Task objective
Exact repetition of every entry is required.

(Recorded data)
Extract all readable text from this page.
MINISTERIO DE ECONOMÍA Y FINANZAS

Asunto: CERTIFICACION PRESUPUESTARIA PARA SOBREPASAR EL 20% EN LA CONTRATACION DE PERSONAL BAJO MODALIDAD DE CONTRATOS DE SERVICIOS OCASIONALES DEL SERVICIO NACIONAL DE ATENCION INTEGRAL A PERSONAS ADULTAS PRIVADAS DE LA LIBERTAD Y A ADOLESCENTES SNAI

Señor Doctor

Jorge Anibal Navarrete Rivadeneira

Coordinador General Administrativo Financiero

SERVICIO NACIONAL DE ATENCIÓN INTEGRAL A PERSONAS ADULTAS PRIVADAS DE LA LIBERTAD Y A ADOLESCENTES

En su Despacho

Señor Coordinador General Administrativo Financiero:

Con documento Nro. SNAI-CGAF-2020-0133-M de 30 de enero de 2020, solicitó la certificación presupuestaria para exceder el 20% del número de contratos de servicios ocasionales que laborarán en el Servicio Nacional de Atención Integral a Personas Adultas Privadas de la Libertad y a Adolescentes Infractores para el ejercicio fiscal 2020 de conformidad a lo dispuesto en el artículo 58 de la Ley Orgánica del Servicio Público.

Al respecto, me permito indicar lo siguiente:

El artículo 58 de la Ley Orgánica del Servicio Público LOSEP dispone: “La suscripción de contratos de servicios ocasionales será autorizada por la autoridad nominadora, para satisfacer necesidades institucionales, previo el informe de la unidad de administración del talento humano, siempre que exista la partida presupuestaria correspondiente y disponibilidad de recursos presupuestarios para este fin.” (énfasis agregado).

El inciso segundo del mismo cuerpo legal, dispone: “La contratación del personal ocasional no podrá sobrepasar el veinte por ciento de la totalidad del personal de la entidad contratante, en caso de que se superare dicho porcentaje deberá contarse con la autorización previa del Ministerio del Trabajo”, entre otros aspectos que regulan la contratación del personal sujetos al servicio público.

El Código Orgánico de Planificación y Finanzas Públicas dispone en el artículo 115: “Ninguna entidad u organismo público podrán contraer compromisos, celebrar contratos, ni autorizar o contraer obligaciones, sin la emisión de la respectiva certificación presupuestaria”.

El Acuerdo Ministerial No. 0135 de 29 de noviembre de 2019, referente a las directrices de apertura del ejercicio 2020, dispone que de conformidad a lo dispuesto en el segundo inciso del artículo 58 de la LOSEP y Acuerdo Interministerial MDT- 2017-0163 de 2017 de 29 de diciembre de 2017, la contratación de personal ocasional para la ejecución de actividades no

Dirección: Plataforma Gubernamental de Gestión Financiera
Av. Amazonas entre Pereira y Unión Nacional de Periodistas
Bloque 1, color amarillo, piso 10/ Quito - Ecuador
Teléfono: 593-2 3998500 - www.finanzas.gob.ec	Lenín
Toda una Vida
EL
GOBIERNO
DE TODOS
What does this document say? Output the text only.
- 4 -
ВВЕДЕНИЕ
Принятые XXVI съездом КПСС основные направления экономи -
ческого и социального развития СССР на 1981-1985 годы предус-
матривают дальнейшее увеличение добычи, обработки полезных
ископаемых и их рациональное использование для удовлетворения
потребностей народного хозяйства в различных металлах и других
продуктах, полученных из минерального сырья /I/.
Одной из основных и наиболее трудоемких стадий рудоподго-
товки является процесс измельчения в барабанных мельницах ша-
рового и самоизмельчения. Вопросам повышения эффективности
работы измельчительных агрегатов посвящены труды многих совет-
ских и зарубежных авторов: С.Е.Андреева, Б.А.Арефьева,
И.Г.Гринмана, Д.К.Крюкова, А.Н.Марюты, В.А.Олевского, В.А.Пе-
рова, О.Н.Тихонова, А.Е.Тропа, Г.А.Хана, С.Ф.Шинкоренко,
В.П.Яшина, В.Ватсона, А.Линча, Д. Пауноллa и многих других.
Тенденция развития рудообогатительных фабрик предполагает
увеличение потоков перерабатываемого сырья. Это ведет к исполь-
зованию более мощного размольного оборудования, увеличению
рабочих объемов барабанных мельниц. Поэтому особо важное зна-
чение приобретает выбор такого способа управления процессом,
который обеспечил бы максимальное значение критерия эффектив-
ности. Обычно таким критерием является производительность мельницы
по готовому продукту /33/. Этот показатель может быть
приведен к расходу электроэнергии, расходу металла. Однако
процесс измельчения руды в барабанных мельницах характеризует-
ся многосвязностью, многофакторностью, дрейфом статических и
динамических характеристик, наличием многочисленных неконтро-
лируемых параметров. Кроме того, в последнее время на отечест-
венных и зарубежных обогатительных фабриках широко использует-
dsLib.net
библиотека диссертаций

Result below
Extract all readable text from this page.
MINISTERIO DE ECONOMÍA Y FINANZAS

Asunto: CERTIFICACION PRESUPUESTARIA PARA SOBREPASAR EL 20% EN LA CONTRATACION DE PERSONAL BAJO MODALIDAD DE CONTRATOS DE SERVICIOS OCASIONALES DEL SERVICIO NACIONAL DE ATENCION INTEGRAL A PERSONAS ADULTAS PRIVADAS DE LA LIBERTAD Y A ADOLESCENTES SNAI

Señor Doctor

Jorge Anibal Navarrete Rivadeneira

Coordinador General Administrativo Financiero

SERVICIO NACIONAL DE ATENCIÓN INTEGRAL A PERSONAS ADULTAS PRIVADAS DE LA LIBERTAD Y A ADOLESCENTES

En su Despacho

Señor Coordinador General Administrativo Financiero:

Con documento Nro. SNAI-CGAF-2020-0133-M de 30 de enero de 2020, solicitó la certificación presupuestaria para exceder el 20% del número de contratos de servicios ocasionales que laborarán en el Servicio Nacional de Atención Integral a Personas Adultas Privadas de la Libertad y a Adolescentes Infractores para el ejercicio fiscal 2020 de conformidad a lo dispuesto en el artículo 58 de la Ley Orgánica del Servicio Público.

Al respecto, me permito indicar lo siguiente:

El artículo 58 de la Ley Orgánica del Servicio Público LOSEP dispone: “La suscripción de contratos de servicios ocasionales será autorizada por la autoridad nominadora, para satisfacer necesidades institucionales, previo el informe de la unidad de administración del talento humano, siempre que exista la partida presupuestaria correspondiente y disponibilidad de recursos presupuestarios para este fin.” (énfasis agregado).

El inciso segundo del mismo cuerpo legal, dispone: “La contratación del personal ocasional no podrá sobrepasar el veinte por ciento de la totalidad del personal de la entidad contratante, en caso de que se superare dicho porcentaje deberá contarse con la autorización previa del Ministerio del Trabajo”, entre otros aspectos que regulan la contratación del personal sujetos al servicio público.

El Código Orgánico de Planificación y Finanzas Públicas dispone en el artículo 115: “Ninguna entidad u organismo público podrán contraer compromisos, celebrar contratos, ni autorizar o contraer obligaciones, sin la emisión de la respectiva certificación presupuestaria”.

El Acuerdo Ministerial No. 0135 de 29 de noviembre de 2019, referente a las directrices de apertura del ejercicio 2020, dispone que de conformidad a lo dispuesto en el segundo inciso del artículo 58 de la LOSEP y Acuerdo Interministerial MDT- 2017-0163 de 2017 de 29 de diciembre de 2017, la contratación de personal ocasional para la ejecución de actividades no

Dirección: Plataforma Gubernamental de Gestión Financiera
Av. Amazonas entre Pereira y Unión Nacional de Periodistas
Bloque 1, color amarillo, piso 10/ Quito - Ecuador
Teléfono: 593-2 3998500 - www.finanzas.gob.ec	Lenín
Toda una Vida
EL
GOBIERNO
DE TODOS
What does this document say? Output the text only.
- 4 -
ВВЕДЕНИЕ
Принятые XXVI съездом КПСС основные направления экономи -
ческого и социального развития СССР на 1981-1985 годы предус-
матривают дальнейшее увеличение добычи, обработки полезных
ископаемых и их рациональное использование для удовлетворения
потребностей народного хозяйства в различных металлах и других
продуктах, полученных из минерального сырья /I/.
Одной из основных и наиболее трудоемких стадий рудоподго-
товки является процесс измельчения в барабанных мельницах ша-
рового и самоизмельчения. Вопросам повышения эффективности
работы измельчительных агрегатов посвящены труды многих совет-
ских и зарубежных авторов: С.Е.Андреева, Б.А.Арефьева,
И.Г.Гринмана, Д.К.Крюкова, А.Н.Марюты, В.А.Олевского, В.А.Пе-
рова, О.Н.Тихонова, А.Е.Тропа, Г.А.Хана, С.Ф.Шинкоренко,
В.П.Яшина, В.Ватсона, А.Линча, Д. Пауноллa и многих других.
Тенденция развития рудообогатительных фабрик предполагает
увеличение потоков перерабатываемого сырья. Это ведет к исполь-
зованию более мощного размольного оборудования, увеличению
рабочих объемов барабанных мельниц. Поэтому особо важное зна-
чение приобретает выбор такого способа управления процессом,
который обеспечил бы максимальное значение критерия эффектив-
ности. Обычно таким критерием является производительность мельницы
по готовому продукту /33/. Этот показатель может быть
приведен к расходу электроэнергии, расходу металла. Однако
процесс измельчения руды в барабанных мельницах характеризует-
ся многосвязностью, многофакторностью, дрейфом статических и
динамических характеристик, наличием многочисленных неконтро-
лируемых параметров. Кроме того, в последнее время на отечест-
венных и зарубежных обогатительных фабриках широко использует-
dsLib.net
библиотека диссертаций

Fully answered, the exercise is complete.